What is expected:
Scan the lines below for the word "hesabı". Copy each line you find it in.

(Saved data entries)
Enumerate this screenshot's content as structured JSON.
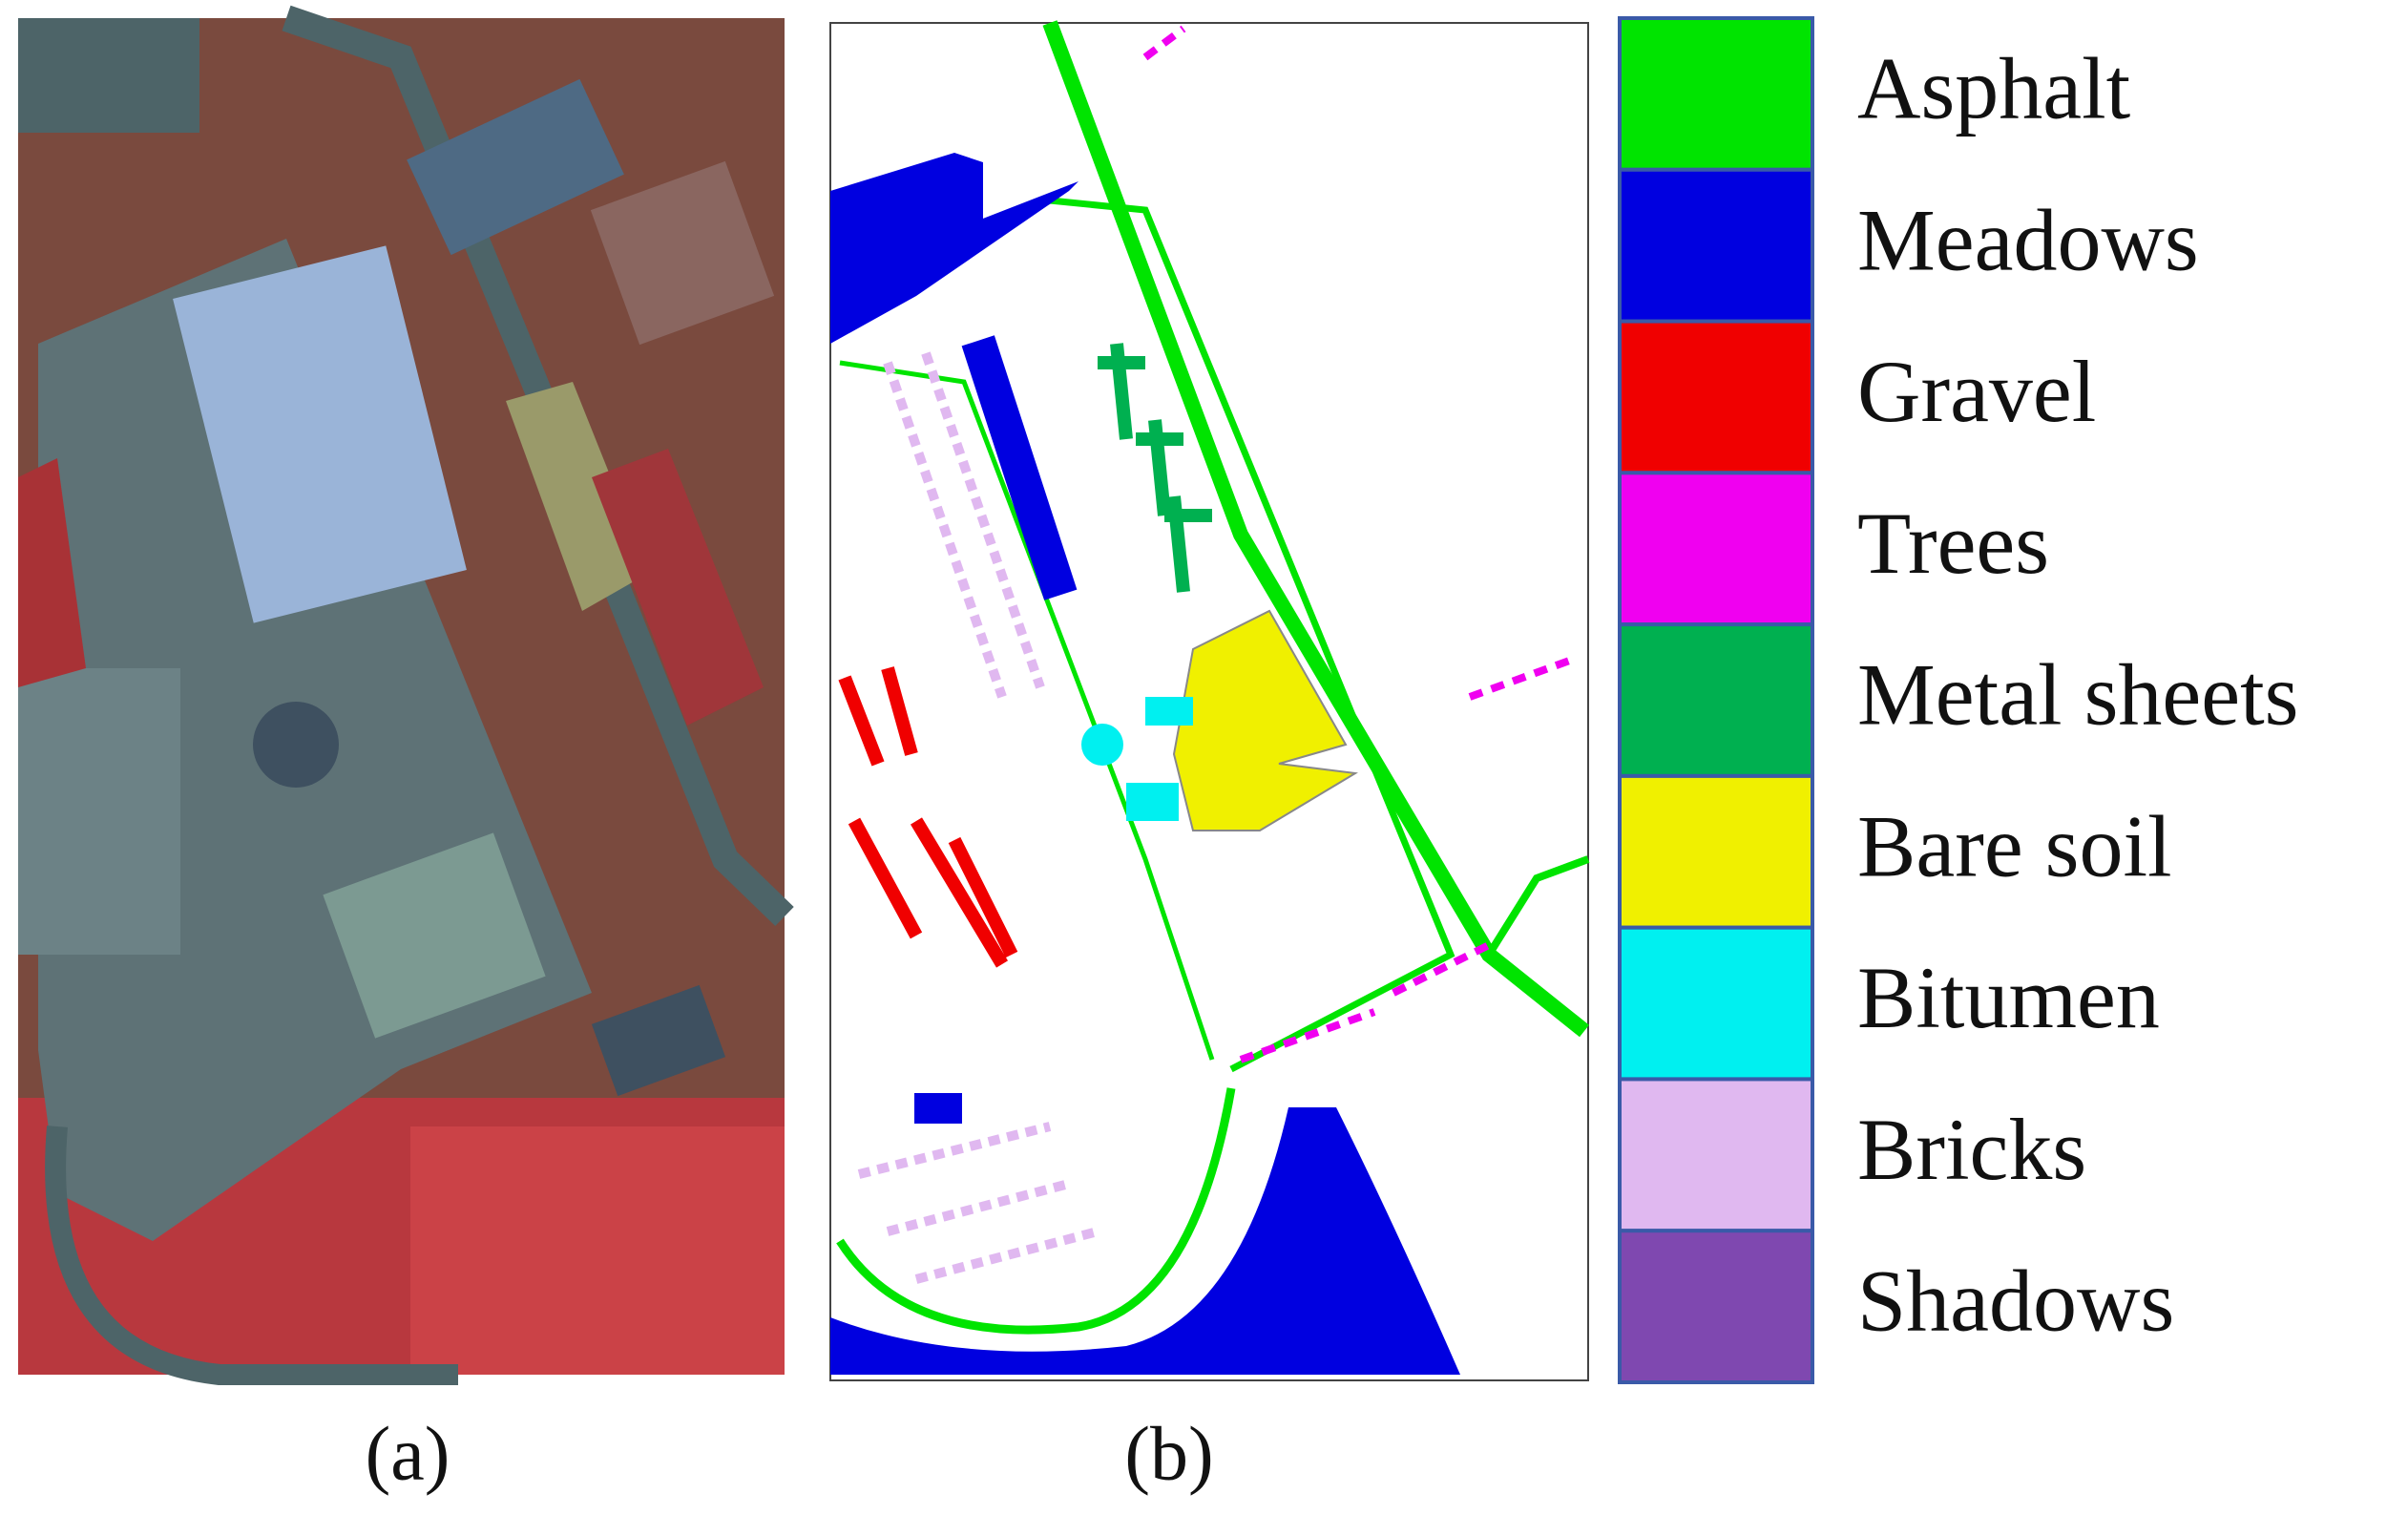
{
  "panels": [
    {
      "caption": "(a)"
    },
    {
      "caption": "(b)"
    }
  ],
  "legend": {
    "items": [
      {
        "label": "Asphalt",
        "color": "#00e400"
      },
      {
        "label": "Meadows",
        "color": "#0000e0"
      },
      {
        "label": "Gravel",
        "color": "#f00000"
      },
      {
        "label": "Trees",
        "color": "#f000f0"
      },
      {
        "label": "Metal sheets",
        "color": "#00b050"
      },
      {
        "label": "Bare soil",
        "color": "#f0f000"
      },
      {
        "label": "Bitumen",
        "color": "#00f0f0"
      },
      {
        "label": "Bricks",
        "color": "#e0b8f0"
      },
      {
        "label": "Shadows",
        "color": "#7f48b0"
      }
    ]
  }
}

...

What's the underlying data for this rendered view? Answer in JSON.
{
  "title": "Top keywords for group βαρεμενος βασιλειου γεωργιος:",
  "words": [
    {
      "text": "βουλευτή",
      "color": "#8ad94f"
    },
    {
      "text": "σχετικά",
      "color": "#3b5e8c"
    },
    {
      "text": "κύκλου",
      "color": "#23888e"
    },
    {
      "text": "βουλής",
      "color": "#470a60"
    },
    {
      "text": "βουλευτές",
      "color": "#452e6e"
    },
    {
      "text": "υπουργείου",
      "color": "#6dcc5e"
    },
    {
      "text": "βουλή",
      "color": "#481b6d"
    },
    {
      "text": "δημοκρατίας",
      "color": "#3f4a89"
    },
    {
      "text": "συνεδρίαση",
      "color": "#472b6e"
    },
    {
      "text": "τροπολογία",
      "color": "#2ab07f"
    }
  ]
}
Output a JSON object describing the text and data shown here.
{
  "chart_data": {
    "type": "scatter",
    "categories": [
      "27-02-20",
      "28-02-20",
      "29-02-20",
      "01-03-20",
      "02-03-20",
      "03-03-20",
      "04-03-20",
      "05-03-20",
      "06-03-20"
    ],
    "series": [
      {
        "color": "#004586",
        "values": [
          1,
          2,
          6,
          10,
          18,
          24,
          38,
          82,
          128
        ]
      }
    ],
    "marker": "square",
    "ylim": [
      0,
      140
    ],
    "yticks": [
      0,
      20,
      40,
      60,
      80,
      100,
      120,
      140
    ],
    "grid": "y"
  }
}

* * *

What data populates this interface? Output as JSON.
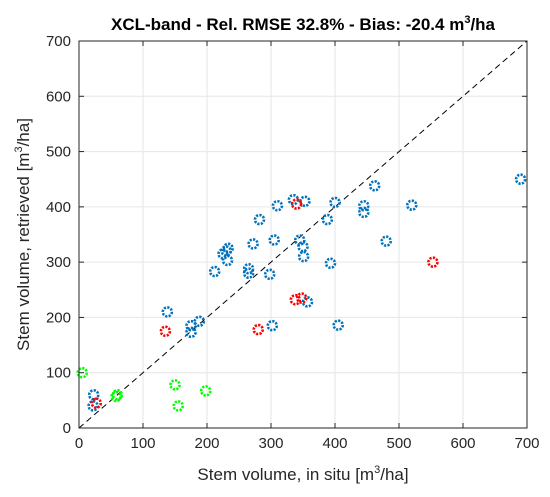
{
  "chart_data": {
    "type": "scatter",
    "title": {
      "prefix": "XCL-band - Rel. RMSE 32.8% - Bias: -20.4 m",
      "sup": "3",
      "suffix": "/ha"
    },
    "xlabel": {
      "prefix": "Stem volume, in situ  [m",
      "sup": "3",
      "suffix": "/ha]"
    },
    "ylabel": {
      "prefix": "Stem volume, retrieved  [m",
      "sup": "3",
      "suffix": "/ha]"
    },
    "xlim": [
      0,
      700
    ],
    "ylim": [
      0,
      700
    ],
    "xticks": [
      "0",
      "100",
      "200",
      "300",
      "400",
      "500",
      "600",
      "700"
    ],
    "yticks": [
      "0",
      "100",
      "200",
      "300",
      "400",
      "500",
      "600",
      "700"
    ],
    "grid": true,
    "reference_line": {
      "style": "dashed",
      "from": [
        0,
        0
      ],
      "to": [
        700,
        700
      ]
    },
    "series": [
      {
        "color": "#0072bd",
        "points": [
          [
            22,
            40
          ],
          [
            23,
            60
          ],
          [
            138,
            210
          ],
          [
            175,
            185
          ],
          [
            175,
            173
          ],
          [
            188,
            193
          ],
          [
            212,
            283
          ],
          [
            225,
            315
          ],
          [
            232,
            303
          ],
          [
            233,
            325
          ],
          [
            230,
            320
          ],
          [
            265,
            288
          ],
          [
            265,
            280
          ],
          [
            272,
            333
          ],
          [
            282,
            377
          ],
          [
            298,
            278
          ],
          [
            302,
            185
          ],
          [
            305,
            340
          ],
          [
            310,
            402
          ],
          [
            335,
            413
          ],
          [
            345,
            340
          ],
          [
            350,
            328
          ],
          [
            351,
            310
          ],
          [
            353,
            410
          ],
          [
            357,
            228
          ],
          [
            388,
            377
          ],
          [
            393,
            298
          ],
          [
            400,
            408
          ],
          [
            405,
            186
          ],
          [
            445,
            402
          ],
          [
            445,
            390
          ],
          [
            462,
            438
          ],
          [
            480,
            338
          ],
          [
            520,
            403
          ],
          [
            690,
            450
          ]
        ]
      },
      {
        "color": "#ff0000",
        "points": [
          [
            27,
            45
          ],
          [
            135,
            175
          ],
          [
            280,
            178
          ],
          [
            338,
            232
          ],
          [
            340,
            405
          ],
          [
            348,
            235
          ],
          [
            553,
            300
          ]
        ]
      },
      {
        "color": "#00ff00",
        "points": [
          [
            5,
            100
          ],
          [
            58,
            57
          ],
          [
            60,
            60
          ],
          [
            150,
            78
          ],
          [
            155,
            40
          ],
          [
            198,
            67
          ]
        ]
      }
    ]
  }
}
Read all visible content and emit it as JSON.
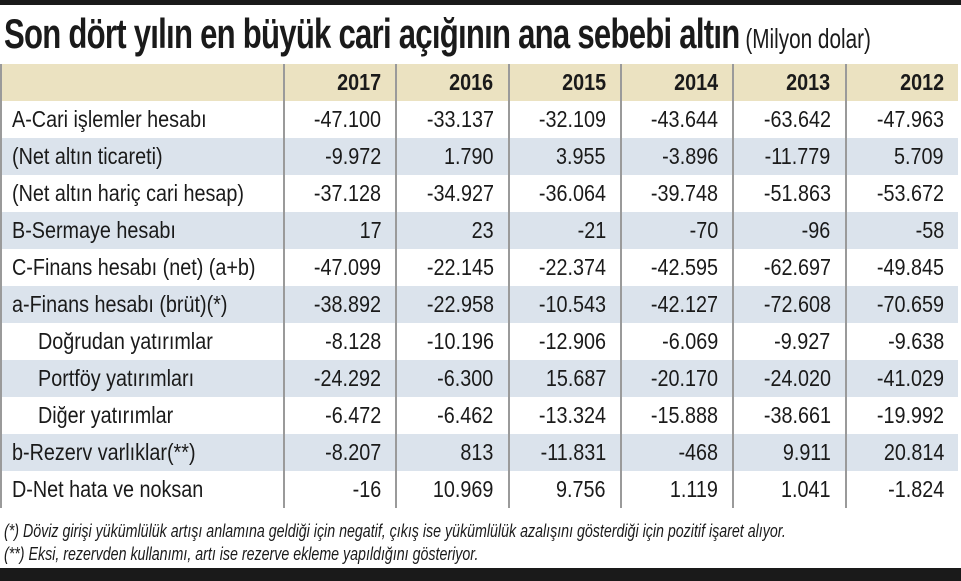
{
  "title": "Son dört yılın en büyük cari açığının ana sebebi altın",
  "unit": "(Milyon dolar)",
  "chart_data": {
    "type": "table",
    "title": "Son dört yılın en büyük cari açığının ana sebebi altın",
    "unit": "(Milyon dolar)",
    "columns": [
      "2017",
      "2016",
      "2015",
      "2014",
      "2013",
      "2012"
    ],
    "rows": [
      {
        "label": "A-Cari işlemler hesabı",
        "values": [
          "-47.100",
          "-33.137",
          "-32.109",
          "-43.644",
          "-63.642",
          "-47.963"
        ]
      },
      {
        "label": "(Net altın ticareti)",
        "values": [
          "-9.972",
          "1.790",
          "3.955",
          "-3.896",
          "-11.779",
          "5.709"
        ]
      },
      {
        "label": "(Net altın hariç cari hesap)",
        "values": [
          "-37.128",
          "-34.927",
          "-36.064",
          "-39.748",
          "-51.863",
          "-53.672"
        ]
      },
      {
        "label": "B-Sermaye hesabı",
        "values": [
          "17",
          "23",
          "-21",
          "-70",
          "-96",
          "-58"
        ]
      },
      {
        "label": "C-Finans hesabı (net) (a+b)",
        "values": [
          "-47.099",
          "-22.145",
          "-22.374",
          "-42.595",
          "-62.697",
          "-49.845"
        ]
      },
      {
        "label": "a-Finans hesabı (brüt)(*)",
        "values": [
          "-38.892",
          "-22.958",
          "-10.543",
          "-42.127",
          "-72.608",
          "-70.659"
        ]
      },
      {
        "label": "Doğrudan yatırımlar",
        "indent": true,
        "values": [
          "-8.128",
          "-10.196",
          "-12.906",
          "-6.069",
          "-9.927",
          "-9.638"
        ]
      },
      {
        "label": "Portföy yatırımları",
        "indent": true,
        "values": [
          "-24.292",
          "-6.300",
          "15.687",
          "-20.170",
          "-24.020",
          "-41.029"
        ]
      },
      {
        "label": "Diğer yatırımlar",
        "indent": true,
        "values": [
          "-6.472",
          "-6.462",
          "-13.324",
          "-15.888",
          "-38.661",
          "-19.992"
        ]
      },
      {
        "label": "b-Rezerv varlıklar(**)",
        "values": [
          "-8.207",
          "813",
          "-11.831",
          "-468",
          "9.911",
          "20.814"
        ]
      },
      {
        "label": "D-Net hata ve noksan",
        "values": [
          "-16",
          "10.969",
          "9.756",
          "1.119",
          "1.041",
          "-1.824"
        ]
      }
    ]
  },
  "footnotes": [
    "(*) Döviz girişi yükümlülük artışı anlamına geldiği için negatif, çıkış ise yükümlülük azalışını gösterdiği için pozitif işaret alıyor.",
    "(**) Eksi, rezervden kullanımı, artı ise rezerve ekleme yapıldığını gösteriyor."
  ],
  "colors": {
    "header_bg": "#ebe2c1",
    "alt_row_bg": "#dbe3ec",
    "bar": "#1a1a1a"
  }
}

Output of the exercise:
        "label": "A-Cari işlemler hesabı",
        "label": "B-Sermaye hesabı",
        "label": "C-Finans hesabı (net) (a+b)",
        "label": "a-Finans hesabı (brüt)(*)",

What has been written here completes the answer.